__EXERCISE DETAILS__
Read the listing below and copy out every line that holds "feature".

__WORKING DATA__

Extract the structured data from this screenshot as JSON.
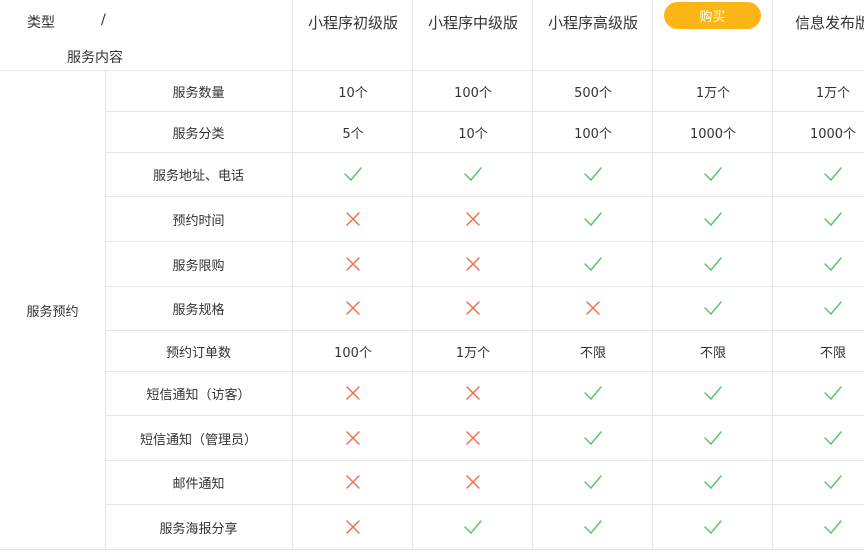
{
  "header": {
    "type_label": "类型",
    "slash": "/",
    "content_label": "服务内容",
    "plans": [
      "小程序初级版",
      "小程序中级版",
      "小程序高级版",
      "",
      "信息发布版"
    ],
    "buy_label": "购买"
  },
  "category_label": "服务预约",
  "colors": {
    "check": "#5cc56e",
    "cross": "#f07050",
    "buy": "#fbb615",
    "grid": "#e6e6e6"
  },
  "icons": {
    "check": "check-icon",
    "cross": "cross-icon"
  },
  "rows": [
    {
      "feature": "服务数量",
      "cells": [
        "10个",
        "100个",
        "500个",
        "1万个",
        "1万个"
      ]
    },
    {
      "feature": "服务分类",
      "cells": [
        "5个",
        "10个",
        "100个",
        "1000个",
        "1000个"
      ]
    },
    {
      "feature": "服务地址、电话",
      "cells": [
        "check",
        "check",
        "check",
        "check",
        "check"
      ]
    },
    {
      "feature": "预约时间",
      "cells": [
        "cross",
        "cross",
        "check",
        "check",
        "check"
      ]
    },
    {
      "feature": "服务限购",
      "cells": [
        "cross",
        "cross",
        "check",
        "check",
        "check"
      ]
    },
    {
      "feature": "服务规格",
      "cells": [
        "cross",
        "cross",
        "cross",
        "check",
        "check"
      ]
    },
    {
      "feature": "预约订单数",
      "cells": [
        "100个",
        "1万个",
        "不限",
        "不限",
        "不限"
      ]
    },
    {
      "feature": "短信通知（访客）",
      "cells": [
        "cross",
        "cross",
        "check",
        "check",
        "check"
      ]
    },
    {
      "feature": "短信通知（管理员）",
      "cells": [
        "cross",
        "cross",
        "check",
        "check",
        "check"
      ]
    },
    {
      "feature": "邮件通知",
      "cells": [
        "cross",
        "cross",
        "check",
        "check",
        "check"
      ]
    },
    {
      "feature": "服务海报分享",
      "cells": [
        "cross",
        "check",
        "check",
        "check",
        "check"
      ]
    }
  ]
}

__WRITTEN RESPONSE__
      "feature": "服务数量",
      "feature": "服务分类",
      "feature": "服务地址、电话",
      "feature": "预约时间",
      "feature": "服务限购",
      "feature": "服务规格",
      "feature": "预约订单数",
      "feature": "短信通知（访客）",
      "feature": "短信通知（管理员）",
      "feature": "邮件通知",
      "feature": "服务海报分享",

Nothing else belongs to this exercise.